**WHAT YOU WILL DO:**
Check each line of the entries below for the word "Vascular", and copy out the ones that have it.
· · · ·
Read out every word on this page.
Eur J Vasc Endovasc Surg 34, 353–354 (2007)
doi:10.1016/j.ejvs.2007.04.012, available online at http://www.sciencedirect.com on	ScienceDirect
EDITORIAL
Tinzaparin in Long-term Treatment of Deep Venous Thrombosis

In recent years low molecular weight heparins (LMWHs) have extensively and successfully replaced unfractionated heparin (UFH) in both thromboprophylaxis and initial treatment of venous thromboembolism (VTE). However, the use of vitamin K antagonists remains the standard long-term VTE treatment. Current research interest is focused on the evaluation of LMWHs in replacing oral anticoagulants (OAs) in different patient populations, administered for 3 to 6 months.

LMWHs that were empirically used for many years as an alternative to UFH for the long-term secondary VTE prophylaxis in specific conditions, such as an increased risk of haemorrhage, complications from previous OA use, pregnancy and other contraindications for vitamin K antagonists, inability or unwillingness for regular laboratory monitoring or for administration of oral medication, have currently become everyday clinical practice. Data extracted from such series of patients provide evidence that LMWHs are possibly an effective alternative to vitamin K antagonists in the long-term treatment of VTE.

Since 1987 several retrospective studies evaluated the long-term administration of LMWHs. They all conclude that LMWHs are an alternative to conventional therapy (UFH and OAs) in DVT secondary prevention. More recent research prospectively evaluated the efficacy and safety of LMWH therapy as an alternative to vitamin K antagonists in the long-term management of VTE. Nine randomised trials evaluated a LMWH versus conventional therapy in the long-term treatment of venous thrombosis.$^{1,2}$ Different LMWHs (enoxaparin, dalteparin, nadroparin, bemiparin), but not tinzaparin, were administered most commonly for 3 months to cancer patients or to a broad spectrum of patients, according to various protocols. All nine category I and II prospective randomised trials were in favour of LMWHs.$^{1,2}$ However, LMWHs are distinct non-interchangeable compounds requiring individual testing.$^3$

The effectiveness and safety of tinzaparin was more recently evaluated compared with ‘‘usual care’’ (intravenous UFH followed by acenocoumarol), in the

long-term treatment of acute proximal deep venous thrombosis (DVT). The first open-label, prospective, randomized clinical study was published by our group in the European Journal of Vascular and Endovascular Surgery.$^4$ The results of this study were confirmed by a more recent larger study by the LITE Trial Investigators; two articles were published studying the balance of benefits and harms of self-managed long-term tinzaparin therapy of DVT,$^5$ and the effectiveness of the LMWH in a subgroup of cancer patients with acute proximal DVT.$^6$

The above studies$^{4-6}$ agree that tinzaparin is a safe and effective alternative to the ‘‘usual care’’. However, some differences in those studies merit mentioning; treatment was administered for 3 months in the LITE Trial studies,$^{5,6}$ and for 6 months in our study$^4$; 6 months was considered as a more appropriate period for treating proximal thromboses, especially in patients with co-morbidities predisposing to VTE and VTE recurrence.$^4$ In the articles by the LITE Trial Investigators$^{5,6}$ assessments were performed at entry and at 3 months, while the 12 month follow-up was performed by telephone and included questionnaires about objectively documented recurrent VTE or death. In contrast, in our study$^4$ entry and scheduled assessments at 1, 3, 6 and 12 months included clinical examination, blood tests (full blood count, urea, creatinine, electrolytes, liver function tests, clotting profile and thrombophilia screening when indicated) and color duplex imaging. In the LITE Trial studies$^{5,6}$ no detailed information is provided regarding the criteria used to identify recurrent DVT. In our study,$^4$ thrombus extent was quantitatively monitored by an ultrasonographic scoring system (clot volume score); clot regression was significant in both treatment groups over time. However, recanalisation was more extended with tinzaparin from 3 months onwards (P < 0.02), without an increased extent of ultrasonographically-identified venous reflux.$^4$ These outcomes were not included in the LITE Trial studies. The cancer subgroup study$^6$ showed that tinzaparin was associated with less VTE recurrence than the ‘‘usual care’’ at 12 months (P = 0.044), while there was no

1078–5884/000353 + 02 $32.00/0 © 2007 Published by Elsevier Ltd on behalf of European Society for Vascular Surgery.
· · · ·
**OUTPUT:**
long-term treatment of acute proximal deep venous thrombosis (DVT). The first open-label, prospective, randomized clinical study was published by our group in the European Journal of Vascular and Endovascular Surgery.$^4$ The results of this study were confirmed by a more recent larger study by the LITE Trial Investigators; two articles were published studying the balance of benefits and harms of self-managed long-term tinzaparin therapy of DVT,$^5$ and the effectiveness of the LMWH in a subgroup of cancer patients with acute proximal DVT.$^6$
1078–5884/000353 + 02 $32.00/0 © 2007 Published by Elsevier Ltd on behalf of European Society for Vascular Surgery.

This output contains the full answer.